CHALLENGE: Your task is to quote the material that follows, in full and exactly.

[Collected data entries]
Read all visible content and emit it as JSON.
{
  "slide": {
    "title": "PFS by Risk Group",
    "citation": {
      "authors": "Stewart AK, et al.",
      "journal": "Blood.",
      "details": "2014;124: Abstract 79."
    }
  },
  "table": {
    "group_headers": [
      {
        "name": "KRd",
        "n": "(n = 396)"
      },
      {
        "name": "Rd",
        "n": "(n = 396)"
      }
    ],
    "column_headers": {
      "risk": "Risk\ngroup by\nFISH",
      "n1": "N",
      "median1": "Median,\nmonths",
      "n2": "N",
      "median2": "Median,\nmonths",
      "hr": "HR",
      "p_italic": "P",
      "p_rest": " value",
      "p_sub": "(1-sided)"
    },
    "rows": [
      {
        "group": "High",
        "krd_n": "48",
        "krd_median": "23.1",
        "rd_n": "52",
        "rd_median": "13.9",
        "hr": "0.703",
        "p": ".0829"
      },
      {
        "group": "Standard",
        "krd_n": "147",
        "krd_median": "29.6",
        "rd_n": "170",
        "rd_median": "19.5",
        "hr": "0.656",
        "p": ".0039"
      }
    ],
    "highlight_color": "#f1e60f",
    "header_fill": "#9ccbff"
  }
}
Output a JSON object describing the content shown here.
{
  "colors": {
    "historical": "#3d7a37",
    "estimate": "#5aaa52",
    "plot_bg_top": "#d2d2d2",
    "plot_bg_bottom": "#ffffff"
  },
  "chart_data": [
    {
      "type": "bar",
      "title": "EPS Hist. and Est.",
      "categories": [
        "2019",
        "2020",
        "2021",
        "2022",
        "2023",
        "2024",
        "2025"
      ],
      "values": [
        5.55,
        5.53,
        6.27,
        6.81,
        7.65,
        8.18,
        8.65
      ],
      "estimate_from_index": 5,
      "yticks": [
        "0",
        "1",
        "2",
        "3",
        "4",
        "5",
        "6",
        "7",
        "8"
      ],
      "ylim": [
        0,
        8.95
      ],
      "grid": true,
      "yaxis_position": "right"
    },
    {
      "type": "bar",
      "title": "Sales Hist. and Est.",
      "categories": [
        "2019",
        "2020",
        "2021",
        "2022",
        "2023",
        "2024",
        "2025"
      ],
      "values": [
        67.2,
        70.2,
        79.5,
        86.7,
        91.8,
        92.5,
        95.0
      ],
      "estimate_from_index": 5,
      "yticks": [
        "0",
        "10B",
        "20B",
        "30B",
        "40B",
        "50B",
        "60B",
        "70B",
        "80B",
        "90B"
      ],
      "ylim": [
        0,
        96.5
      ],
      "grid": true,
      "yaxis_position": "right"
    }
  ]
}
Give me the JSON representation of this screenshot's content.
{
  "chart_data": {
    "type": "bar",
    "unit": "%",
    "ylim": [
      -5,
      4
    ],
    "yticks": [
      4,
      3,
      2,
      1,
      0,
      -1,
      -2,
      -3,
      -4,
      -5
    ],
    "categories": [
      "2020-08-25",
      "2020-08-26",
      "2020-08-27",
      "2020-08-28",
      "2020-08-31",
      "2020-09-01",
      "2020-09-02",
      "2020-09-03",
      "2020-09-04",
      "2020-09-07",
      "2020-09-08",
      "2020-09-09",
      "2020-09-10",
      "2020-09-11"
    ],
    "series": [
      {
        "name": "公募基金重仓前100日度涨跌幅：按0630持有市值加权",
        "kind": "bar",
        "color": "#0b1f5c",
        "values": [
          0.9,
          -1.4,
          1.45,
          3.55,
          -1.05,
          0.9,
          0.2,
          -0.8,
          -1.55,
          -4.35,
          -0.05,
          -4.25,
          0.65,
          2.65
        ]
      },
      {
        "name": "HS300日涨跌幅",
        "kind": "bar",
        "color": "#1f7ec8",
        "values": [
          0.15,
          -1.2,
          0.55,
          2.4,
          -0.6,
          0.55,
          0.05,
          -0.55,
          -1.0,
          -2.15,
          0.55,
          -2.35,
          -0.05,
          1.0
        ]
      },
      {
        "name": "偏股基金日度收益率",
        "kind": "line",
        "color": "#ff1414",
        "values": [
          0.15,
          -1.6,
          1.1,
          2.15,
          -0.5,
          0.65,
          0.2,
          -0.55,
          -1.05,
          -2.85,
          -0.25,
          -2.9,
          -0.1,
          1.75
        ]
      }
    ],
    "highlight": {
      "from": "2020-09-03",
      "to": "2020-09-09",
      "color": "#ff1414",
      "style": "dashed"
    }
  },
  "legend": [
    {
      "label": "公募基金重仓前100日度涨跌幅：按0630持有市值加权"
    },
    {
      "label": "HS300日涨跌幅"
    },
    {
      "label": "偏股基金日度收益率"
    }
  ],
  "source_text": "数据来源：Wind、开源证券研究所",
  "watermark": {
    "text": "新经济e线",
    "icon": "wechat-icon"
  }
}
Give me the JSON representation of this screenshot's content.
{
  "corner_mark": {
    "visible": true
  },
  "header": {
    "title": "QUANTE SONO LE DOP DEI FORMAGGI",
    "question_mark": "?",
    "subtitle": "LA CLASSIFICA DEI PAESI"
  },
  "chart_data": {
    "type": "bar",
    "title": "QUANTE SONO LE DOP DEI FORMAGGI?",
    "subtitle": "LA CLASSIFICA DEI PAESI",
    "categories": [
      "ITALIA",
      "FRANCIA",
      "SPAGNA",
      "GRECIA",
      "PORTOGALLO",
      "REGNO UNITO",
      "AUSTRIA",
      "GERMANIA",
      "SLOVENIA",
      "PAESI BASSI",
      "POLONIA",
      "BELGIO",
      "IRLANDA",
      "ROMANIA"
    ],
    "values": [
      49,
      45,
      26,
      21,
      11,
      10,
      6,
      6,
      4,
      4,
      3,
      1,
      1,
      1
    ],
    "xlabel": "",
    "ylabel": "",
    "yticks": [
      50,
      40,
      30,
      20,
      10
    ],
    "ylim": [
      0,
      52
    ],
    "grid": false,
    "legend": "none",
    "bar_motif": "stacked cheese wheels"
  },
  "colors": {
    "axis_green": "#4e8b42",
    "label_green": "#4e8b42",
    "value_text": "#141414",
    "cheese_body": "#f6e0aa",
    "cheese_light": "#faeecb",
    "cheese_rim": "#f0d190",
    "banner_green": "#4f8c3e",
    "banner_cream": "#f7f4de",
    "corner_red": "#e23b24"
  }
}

THE OUTPUT:
Read all visible content and emit it as JSON.
{
  "slide": {
    "title": "PFS by Risk Group",
    "citation": {
      "authors": "Stewart AK, et al.",
      "journal": "Blood.",
      "details": "2014;124: Abstract 79."
    }
  },
  "table": {
    "group_headers": [
      {
        "name": "KRd",
        "n": "(n = 396)"
      },
      {
        "name": "Rd",
        "n": "(n = 396)"
      }
    ],
    "column_headers": {
      "risk": "Risk\ngroup by\nFISH",
      "n1": "N",
      "median1": "Median,\nmonths",
      "n2": "N",
      "median2": "Median,\nmonths",
      "hr": "HR",
      "p_italic": "P",
      "p_rest": " value",
      "p_sub": "(1-sided)"
    },
    "rows": [
      {
        "group": "High",
        "krd_n": "48",
        "krd_median": "23.1",
        "rd_n": "52",
        "rd_median": "13.9",
        "hr": "0.703",
        "p": ".0829"
      },
      {
        "group": "Standard",
        "krd_n": "147",
        "krd_median": "29.6",
        "rd_n": "170",
        "rd_median": "19.5",
        "hr": "0.656",
        "p": ".0039"
      }
    ],
    "highlight_color": "#f1e60f",
    "header_fill": "#9ccbff"
  }
}
Output a JSON object describing the content shown here.
{
  "colors": {
    "historical": "#3d7a37",
    "estimate": "#5aaa52",
    "plot_bg_top": "#d2d2d2",
    "plot_bg_bottom": "#ffffff"
  },
  "chart_data": [
    {
      "type": "bar",
      "title": "EPS Hist. and Est.",
      "categories": [
        "2019",
        "2020",
        "2021",
        "2022",
        "2023",
        "2024",
        "2025"
      ],
      "values": [
        5.55,
        5.53,
        6.27,
        6.81,
        7.65,
        8.18,
        8.65
      ],
      "estimate_from_index": 5,
      "yticks": [
        "0",
        "1",
        "2",
        "3",
        "4",
        "5",
        "6",
        "7",
        "8"
      ],
      "ylim": [
        0,
        8.95
      ],
      "grid": true,
      "yaxis_position": "right"
    },
    {
      "type": "bar",
      "title": "Sales Hist. and Est.",
      "categories": [
        "2019",
        "2020",
        "2021",
        "2022",
        "2023",
        "2024",
        "2025"
      ],
      "values": [
        67.2,
        70.2,
        79.5,
        86.7,
        91.8,
        92.5,
        95.0
      ],
      "estimate_from_index": 5,
      "yticks": [
        "0",
        "10B",
        "20B",
        "30B",
        "40B",
        "50B",
        "60B",
        "70B",
        "80B",
        "90B"
      ],
      "ylim": [
        0,
        96.5
      ],
      "grid": true,
      "yaxis_position": "right"
    }
  ]
}
Give me the JSON representation of this screenshot's content.
{
  "chart_data": {
    "type": "bar",
    "unit": "%",
    "ylim": [
      -5,
      4
    ],
    "yticks": [
      4,
      3,
      2,
      1,
      0,
      -1,
      -2,
      -3,
      -4,
      -5
    ],
    "categories": [
      "2020-08-25",
      "2020-08-26",
      "2020-08-27",
      "2020-08-28",
      "2020-08-31",
      "2020-09-01",
      "2020-09-02",
      "2020-09-03",
      "2020-09-04",
      "2020-09-07",
      "2020-09-08",
      "2020-09-09",
      "2020-09-10",
      "2020-09-11"
    ],
    "series": [
      {
        "name": "公募基金重仓前100日度涨跌幅：按0630持有市值加权",
        "kind": "bar",
        "color": "#0b1f5c",
        "values": [
          0.9,
          -1.4,
          1.45,
          3.55,
          -1.05,
          0.9,
          0.2,
          -0.8,
          -1.55,
          -4.35,
          -0.05,
          -4.25,
          0.65,
          2.65
        ]
      },
      {
        "name": "HS300日涨跌幅",
        "kind": "bar",
        "color": "#1f7ec8",
        "values": [
          0.15,
          -1.2,
          0.55,
          2.4,
          -0.6,
          0.55,
          0.05,
          -0.55,
          -1.0,
          -2.15,
          0.55,
          -2.35,
          -0.05,
          1.0
        ]
      },
      {
        "name": "偏股基金日度收益率",
        "kind": "line",
        "color": "#ff1414",
        "values": [
          0.15,
          -1.6,
          1.1,
          2.15,
          -0.5,
          0.65,
          0.2,
          -0.55,
          -1.05,
          -2.85,
          -0.25,
          -2.9,
          -0.1,
          1.75
        ]
      }
    ],
    "highlight": {
      "from": "2020-09-03",
      "to": "2020-09-09",
      "color": "#ff1414",
      "style": "dashed"
    }
  },
  "legend": [
    {
      "label": "公募基金重仓前100日度涨跌幅：按0630持有市值加权"
    },
    {
      "label": "HS300日涨跌幅"
    },
    {
      "label": "偏股基金日度收益率"
    }
  ],
  "source_text": "数据来源：Wind、开源证券研究所",
  "watermark": {
    "text": "新经济e线",
    "icon": "wechat-icon"
  }
}
Give me the JSON representation of this screenshot's content.
{
  "corner_mark": {
    "visible": true
  },
  "header": {
    "title": "QUANTE SONO LE DOP DEI FORMAGGI",
    "question_mark": "?",
    "subtitle": "LA CLASSIFICA DEI PAESI"
  },
  "chart_data": {
    "type": "bar",
    "title": "QUANTE SONO LE DOP DEI FORMAGGI?",
    "subtitle": "LA CLASSIFICA DEI PAESI",
    "categories": [
      "ITALIA",
      "FRANCIA",
      "SPAGNA",
      "GRECIA",
      "PORTOGALLO",
      "REGNO UNITO",
      "AUSTRIA",
      "GERMANIA",
      "SLOVENIA",
      "PAESI BASSI",
      "POLONIA",
      "BELGIO",
      "IRLANDA",
      "ROMANIA"
    ],
    "values": [
      49,
      45,
      26,
      21,
      11,
      10,
      6,
      6,
      4,
      4,
      3,
      1,
      1,
      1
    ],
    "xlabel": "",
    "ylabel": "",
    "yticks": [
      50,
      40,
      30,
      20,
      10
    ],
    "ylim": [
      0,
      52
    ],
    "grid": false,
    "legend": "none",
    "bar_motif": "stacked cheese wheels"
  },
  "colors": {
    "axis_green": "#4e8b42",
    "label_green": "#4e8b42",
    "value_text": "#141414",
    "cheese_body": "#f6e0aa",
    "cheese_light": "#faeecb",
    "cheese_rim": "#f0d190",
    "banner_green": "#4f8c3e",
    "banner_cream": "#f7f4de",
    "corner_red": "#e23b24"
  }
}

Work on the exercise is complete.